SET EXERCISE: Return the material word for word. Do not include pictures.
□ □ □ □ □
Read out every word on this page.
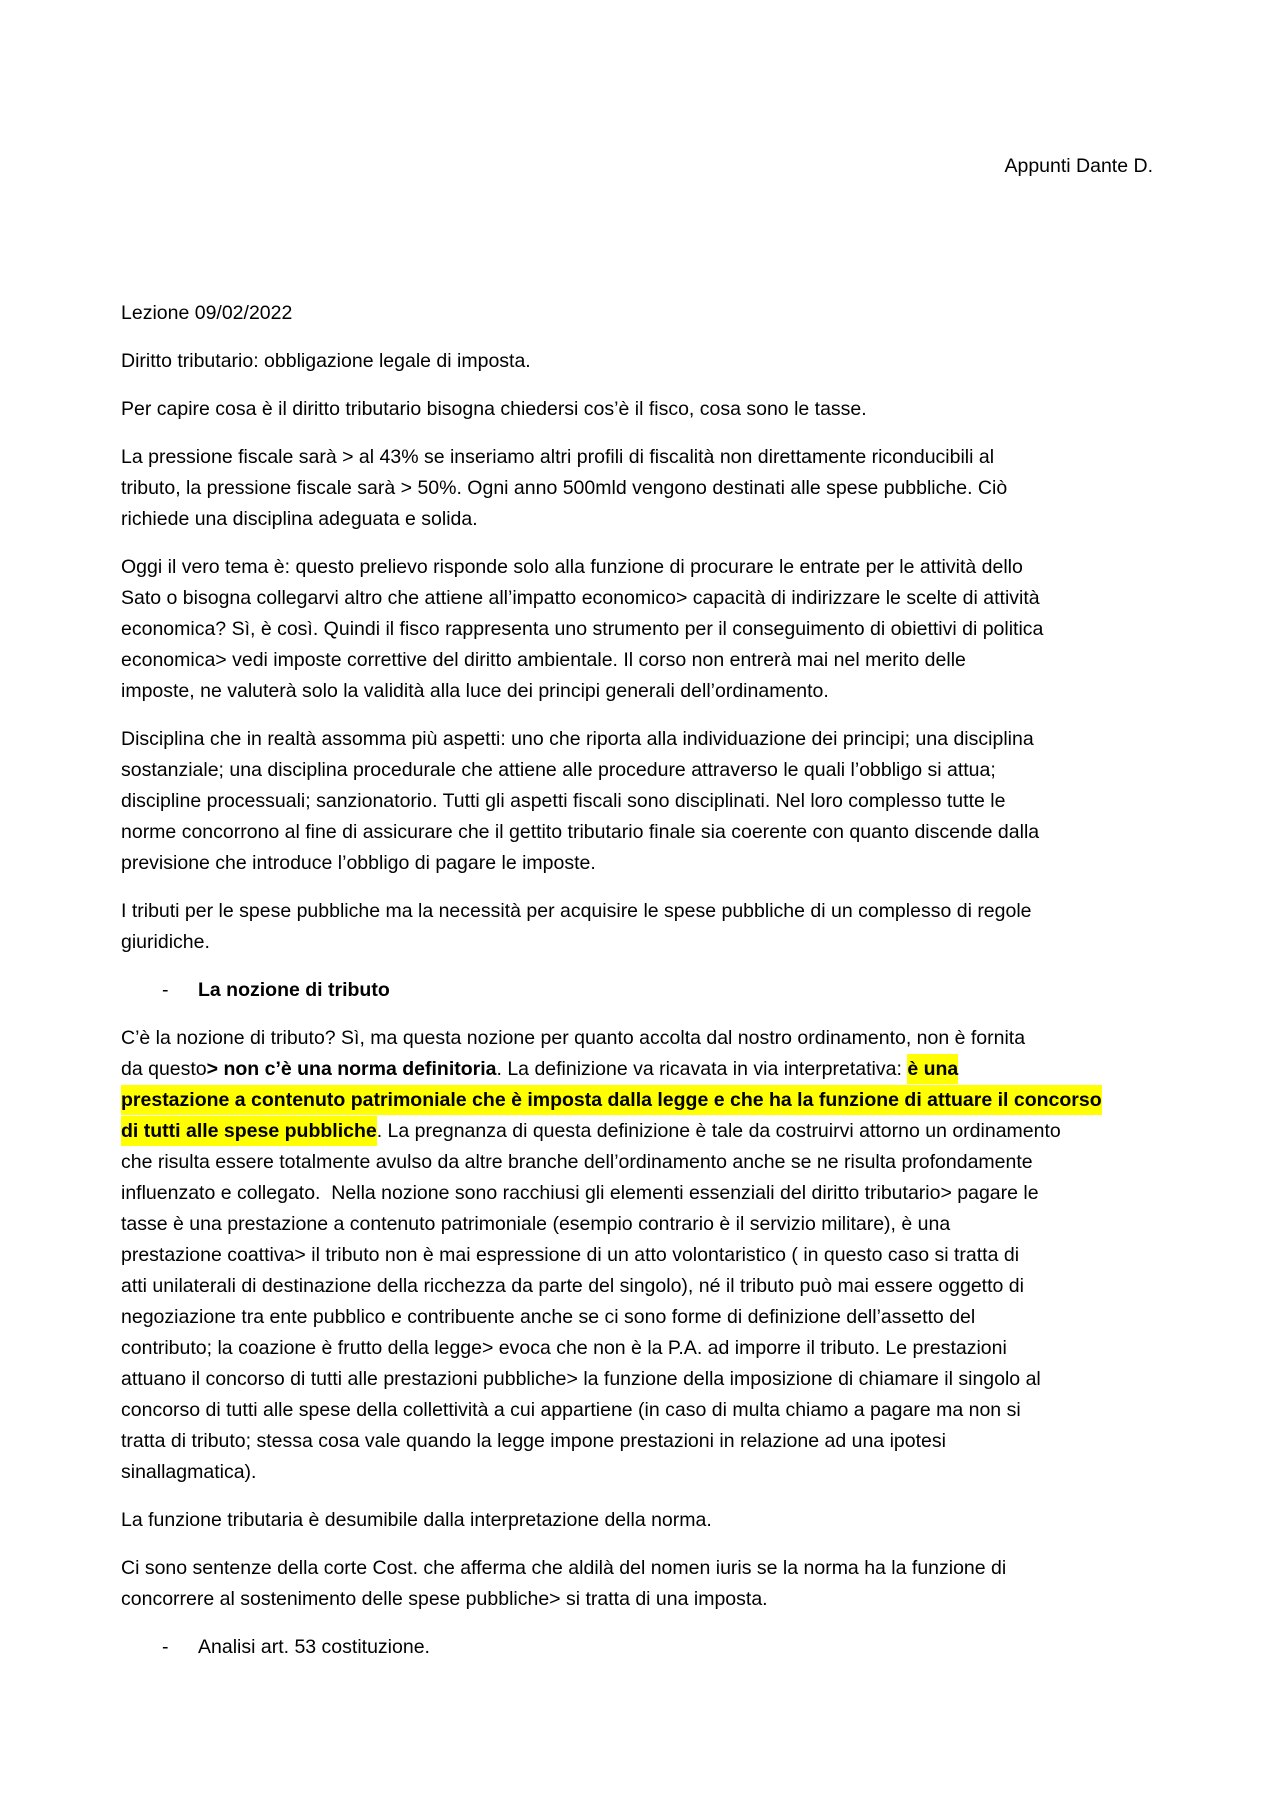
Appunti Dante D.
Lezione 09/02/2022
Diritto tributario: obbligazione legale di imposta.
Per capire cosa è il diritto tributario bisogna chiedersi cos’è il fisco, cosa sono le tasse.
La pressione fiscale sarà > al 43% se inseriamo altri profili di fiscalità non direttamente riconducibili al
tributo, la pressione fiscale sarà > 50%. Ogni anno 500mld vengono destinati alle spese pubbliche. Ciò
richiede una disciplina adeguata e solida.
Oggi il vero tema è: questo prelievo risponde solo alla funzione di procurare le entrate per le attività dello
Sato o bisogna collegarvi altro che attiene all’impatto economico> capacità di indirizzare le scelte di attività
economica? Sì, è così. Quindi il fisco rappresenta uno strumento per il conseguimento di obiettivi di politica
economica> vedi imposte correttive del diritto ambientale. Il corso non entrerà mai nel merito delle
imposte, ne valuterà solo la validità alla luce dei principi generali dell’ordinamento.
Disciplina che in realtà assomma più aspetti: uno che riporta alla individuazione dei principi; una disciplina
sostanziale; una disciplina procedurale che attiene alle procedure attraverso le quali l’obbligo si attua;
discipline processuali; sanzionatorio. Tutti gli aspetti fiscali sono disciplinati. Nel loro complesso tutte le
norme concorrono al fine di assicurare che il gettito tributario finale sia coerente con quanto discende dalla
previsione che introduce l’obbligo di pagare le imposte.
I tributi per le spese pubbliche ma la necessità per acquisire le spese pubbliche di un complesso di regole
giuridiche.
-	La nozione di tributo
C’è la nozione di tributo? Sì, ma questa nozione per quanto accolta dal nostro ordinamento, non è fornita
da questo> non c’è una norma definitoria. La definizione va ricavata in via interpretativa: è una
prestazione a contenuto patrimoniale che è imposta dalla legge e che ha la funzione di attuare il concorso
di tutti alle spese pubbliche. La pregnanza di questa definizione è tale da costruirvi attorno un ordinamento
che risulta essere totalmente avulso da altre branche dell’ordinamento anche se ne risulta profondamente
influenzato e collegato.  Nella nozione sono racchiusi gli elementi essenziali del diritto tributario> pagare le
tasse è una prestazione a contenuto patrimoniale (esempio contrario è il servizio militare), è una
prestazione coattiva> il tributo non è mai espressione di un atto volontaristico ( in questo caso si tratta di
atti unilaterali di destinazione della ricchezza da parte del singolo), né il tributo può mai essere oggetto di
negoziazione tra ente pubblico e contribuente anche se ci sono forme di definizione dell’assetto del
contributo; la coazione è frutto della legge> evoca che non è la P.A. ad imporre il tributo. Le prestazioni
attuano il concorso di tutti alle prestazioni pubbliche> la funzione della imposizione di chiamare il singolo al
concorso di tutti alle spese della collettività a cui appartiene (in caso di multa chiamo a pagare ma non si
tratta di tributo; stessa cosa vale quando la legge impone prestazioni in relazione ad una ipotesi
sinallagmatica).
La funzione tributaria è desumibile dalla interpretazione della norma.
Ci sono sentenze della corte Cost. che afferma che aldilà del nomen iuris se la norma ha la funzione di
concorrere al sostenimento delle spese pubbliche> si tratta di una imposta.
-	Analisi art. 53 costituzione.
□ □ □ □ □
IN RESPONSE:
Read out every word on this page.
Appunti Dante D.
Lezione 09/02/2022
Diritto tributario: obbligazione legale di imposta.
Per capire cosa è il diritto tributario bisogna chiedersi cos’è il fisco, cosa sono le tasse.
La pressione fiscale sarà > al 43% se inseriamo altri profili di fiscalità non direttamente riconducibili al
tributo, la pressione fiscale sarà > 50%. Ogni anno 500mld vengono destinati alle spese pubbliche. Ciò
richiede una disciplina adeguata e solida.
Oggi il vero tema è: questo prelievo risponde solo alla funzione di procurare le entrate per le attività dello
Sato o bisogna collegarvi altro che attiene all’impatto economico> capacità di indirizzare le scelte di attività
economica? Sì, è così. Quindi il fisco rappresenta uno strumento per il conseguimento di obiettivi di politica
economica> vedi imposte correttive del diritto ambientale. Il corso non entrerà mai nel merito delle
imposte, ne valuterà solo la validità alla luce dei principi generali dell’ordinamento.
Disciplina che in realtà assomma più aspetti: uno che riporta alla individuazione dei principi; una disciplina
sostanziale; una disciplina procedurale che attiene alle procedure attraverso le quali l’obbligo si attua;
discipline processuali; sanzionatorio. Tutti gli aspetti fiscali sono disciplinati. Nel loro complesso tutte le
norme concorrono al fine di assicurare che il gettito tributario finale sia coerente con quanto discende dalla
previsione che introduce l’obbligo di pagare le imposte.
I tributi per le spese pubbliche ma la necessità per acquisire le spese pubbliche di un complesso di regole
giuridiche.
-	La nozione di tributo
C’è la nozione di tributo? Sì, ma questa nozione per quanto accolta dal nostro ordinamento, non è fornita
da questo> non c’è una norma definitoria. La definizione va ricavata in via interpretativa: è una
prestazione a contenuto patrimoniale che è imposta dalla legge e che ha la funzione di attuare il concorso
di tutti alle spese pubbliche. La pregnanza di questa definizione è tale da costruirvi attorno un ordinamento
che risulta essere totalmente avulso da altre branche dell’ordinamento anche se ne risulta profondamente
influenzato e collegato.  Nella nozione sono racchiusi gli elementi essenziali del diritto tributario> pagare le
tasse è una prestazione a contenuto patrimoniale (esempio contrario è il servizio militare), è una
prestazione coattiva> il tributo non è mai espressione di un atto volontaristico ( in questo caso si tratta di
atti unilaterali di destinazione della ricchezza da parte del singolo), né il tributo può mai essere oggetto di
negoziazione tra ente pubblico e contribuente anche se ci sono forme di definizione dell’assetto del
contributo; la coazione è frutto della legge> evoca che non è la P.A. ad imporre il tributo. Le prestazioni
attuano il concorso di tutti alle prestazioni pubbliche> la funzione della imposizione di chiamare il singolo al
concorso di tutti alle spese della collettività a cui appartiene (in caso di multa chiamo a pagare ma non si
tratta di tributo; stessa cosa vale quando la legge impone prestazioni in relazione ad una ipotesi
sinallagmatica).
La funzione tributaria è desumibile dalla interpretazione della norma.
Ci sono sentenze della corte Cost. che afferma che aldilà del nomen iuris se la norma ha la funzione di
concorrere al sostenimento delle spese pubbliche> si tratta di una imposta.
-	Analisi art. 53 costituzione.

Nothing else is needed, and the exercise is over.